### TASK A
In the career passage, what award did No Seasons win in 2016?
### TASK B
Copy everything in the career passage from "In 2015, he" down to "the 21st century.".

### EXTRACT TO READ

In 2015, he created and directed a web series called No Seasons for MTV, a “surreality show exploring the underbelly of Miami” featuring Miami personality Julian Yuri Rodriguez as an unreliable narrator. No Seasons received a Webby Award for Outstanding Reality Series in 2016.

In 2015, the IFP Center hosted a retrospective of his work.

In 2016, filmmakers Barry Jenkins and Tarell Alvin McCraney credited Leyva and producer Andrew Hevia with the genesis of the collaboration that would lead to the creation of the Miami-set Moonlight.' Director Barry Jenkins has said that without Leyva and Hevia, Moonlight "would not exist." The film would go on to win three Oscars, including the Academy Award for Best Picture and the Academy Award for Best Adapted Screenplay at the 89th Academy Awards in 2017. Moonlight has been cited as one of the best films of the 21st century.

His most recent short was 2017's Kaiju Bunraku, based on a play he wrote for a 24-hour theater festival. The film, made entirely with bunraku puppets, premiered at the 2017 Sundance Film Festival and later played Fantastic Fest, where it won a jury award for “Biggest Facemelter.” Known as the first Mothra film to make it to Sundance, the short was called “a technical masterpiece” by IndieWire, “breathtakingly beautiful” by the Fountain, and “a singular vision executed with flawless abandon” in an Eye on Film review. It was acquired by The Criterion Collection to be paired with the film Mothra vs. Godzilla on the streaming platform Criterion Channel.

### RECORD EXCERPTS
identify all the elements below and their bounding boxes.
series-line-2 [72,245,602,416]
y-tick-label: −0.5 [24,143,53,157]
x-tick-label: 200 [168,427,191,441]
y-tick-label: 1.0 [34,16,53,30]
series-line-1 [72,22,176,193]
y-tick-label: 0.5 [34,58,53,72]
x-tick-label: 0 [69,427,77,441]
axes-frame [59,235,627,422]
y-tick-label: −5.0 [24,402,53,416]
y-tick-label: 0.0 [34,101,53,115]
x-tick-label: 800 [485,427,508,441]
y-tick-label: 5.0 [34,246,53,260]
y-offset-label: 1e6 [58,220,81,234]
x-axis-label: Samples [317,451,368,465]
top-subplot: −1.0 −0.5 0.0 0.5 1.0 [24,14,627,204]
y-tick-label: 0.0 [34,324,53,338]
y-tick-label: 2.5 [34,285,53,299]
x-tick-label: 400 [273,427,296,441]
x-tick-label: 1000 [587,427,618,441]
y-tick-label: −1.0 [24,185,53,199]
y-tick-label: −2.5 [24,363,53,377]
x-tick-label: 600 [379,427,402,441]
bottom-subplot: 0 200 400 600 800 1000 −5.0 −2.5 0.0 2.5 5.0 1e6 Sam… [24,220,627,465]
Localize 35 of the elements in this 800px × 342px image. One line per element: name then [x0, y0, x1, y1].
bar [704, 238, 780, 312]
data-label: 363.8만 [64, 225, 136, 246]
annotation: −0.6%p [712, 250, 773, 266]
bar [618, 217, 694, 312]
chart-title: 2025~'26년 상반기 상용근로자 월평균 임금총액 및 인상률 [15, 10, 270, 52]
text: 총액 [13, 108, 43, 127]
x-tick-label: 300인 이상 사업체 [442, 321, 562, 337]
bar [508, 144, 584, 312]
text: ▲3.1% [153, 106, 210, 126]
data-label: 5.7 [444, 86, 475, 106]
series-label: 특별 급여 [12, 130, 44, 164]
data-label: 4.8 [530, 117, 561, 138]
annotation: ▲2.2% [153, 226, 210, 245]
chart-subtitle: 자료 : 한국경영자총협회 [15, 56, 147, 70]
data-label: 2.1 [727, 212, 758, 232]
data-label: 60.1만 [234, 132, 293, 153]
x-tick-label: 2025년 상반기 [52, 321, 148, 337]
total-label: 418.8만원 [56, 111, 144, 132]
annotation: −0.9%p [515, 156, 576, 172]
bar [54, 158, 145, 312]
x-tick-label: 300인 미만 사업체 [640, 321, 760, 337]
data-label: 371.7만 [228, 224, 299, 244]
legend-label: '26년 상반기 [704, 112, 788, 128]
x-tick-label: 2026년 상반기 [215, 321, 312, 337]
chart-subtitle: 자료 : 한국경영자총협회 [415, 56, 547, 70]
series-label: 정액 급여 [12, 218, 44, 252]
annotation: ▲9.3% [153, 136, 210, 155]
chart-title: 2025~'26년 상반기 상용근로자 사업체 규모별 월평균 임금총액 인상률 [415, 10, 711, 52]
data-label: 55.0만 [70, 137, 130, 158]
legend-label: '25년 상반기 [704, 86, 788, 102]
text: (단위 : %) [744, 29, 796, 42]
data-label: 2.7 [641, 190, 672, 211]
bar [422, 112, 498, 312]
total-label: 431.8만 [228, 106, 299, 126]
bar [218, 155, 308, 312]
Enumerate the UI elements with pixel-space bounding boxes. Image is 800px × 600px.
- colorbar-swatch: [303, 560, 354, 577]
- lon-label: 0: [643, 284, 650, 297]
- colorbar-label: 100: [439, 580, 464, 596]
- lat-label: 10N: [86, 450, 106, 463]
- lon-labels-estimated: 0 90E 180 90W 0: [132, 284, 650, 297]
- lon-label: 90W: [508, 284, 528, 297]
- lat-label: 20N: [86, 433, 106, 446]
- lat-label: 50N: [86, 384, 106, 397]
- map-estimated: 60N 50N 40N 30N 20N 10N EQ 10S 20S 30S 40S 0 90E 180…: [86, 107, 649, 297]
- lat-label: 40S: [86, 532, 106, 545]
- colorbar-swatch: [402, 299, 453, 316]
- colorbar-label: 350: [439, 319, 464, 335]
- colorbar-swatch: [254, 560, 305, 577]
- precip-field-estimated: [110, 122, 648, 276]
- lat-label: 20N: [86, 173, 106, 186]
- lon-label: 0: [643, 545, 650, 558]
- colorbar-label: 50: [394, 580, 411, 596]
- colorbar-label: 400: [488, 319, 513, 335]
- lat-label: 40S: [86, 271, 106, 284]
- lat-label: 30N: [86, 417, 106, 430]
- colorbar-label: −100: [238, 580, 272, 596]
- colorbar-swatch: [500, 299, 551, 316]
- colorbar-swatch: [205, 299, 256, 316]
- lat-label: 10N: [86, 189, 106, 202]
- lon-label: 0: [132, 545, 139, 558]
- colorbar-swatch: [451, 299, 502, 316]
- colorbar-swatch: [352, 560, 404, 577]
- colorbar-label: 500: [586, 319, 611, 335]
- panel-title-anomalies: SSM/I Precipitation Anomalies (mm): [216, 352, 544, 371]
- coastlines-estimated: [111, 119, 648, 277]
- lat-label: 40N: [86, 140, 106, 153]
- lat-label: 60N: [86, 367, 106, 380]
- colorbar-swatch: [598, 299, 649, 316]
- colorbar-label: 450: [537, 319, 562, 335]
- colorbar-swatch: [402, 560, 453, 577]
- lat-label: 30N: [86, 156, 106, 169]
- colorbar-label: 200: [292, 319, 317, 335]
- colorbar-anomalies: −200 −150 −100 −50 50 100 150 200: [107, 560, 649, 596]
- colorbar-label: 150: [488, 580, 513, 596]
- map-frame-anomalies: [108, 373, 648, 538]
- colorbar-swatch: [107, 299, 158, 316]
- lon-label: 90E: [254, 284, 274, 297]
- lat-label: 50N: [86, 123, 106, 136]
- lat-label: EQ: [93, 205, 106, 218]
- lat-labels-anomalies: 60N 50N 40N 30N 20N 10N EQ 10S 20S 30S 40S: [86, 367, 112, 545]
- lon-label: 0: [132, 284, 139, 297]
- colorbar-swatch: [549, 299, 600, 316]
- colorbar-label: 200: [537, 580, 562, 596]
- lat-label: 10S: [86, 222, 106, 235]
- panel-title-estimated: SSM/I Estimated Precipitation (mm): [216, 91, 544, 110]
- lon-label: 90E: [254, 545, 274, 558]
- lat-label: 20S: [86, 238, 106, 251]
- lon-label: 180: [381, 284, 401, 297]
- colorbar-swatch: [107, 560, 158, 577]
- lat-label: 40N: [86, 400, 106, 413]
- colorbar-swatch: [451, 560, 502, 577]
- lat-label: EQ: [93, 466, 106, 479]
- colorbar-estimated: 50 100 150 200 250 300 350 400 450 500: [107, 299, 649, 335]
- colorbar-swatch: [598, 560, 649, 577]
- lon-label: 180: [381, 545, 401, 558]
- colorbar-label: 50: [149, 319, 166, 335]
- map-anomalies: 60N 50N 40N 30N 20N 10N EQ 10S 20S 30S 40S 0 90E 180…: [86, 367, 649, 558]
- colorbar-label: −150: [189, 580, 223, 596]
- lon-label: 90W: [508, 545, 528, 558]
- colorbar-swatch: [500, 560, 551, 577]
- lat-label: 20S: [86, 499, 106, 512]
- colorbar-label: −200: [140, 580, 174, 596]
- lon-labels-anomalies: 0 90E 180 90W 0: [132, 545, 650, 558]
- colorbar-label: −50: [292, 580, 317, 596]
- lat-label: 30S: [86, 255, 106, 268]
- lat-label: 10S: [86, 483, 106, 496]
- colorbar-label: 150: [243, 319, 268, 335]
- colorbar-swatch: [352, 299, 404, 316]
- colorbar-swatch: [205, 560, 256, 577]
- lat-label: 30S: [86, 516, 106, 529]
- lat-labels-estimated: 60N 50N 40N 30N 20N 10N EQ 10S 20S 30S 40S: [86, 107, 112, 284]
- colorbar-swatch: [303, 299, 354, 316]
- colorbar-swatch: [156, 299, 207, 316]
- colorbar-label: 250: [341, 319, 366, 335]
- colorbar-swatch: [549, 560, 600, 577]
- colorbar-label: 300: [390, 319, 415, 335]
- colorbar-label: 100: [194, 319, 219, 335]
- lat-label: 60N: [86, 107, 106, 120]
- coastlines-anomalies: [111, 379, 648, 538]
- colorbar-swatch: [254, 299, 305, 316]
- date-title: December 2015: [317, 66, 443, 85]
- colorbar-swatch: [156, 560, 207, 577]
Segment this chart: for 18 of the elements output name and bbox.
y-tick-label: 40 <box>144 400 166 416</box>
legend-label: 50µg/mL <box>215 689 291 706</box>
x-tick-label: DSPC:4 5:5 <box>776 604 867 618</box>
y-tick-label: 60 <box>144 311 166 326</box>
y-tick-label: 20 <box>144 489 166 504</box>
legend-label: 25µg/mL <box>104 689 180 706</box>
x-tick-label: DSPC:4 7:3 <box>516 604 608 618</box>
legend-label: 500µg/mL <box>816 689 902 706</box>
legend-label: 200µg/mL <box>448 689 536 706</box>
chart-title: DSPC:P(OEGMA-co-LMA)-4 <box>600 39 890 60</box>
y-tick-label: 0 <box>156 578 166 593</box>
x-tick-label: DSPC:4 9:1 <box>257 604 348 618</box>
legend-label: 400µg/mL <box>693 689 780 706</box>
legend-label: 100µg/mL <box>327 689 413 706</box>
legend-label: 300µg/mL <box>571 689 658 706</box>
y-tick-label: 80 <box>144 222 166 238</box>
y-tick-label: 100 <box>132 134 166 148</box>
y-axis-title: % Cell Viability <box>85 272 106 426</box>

### EXERCISE RESPONSE A
A Webby Award for Outstanding Reality Series.

### EXERCISE RESPONSE B
In 2015, he created and directed a web series called No Seasons for MTV, a “surreality show exploring the underbelly of Miami” featuring Miami personality Julian Yuri Rodriguez as an unreliable narrator. No Seasons received a Webby Award for Outstanding Reality Series in 2016.

In 2015, the IFP Center hosted a retrospective of his work.

In 2016, filmmakers Barry Jenkins and Tarell Alvin McCraney credited Leyva and producer Andrew Hevia with the genesis of the collaboration that would lead to the creation of the Miami-set Moonlight.' Director Barry Jenkins has said that without Leyva and Hevia, Moonlight "would not exist." The film would go on to win three Oscars, including the Academy Award for Best Picture and the Academy Award for Best Adapted Screenplay at the 89th Academy Awards in 2017. Moonlight has been cited as one of the best films of the 21st century.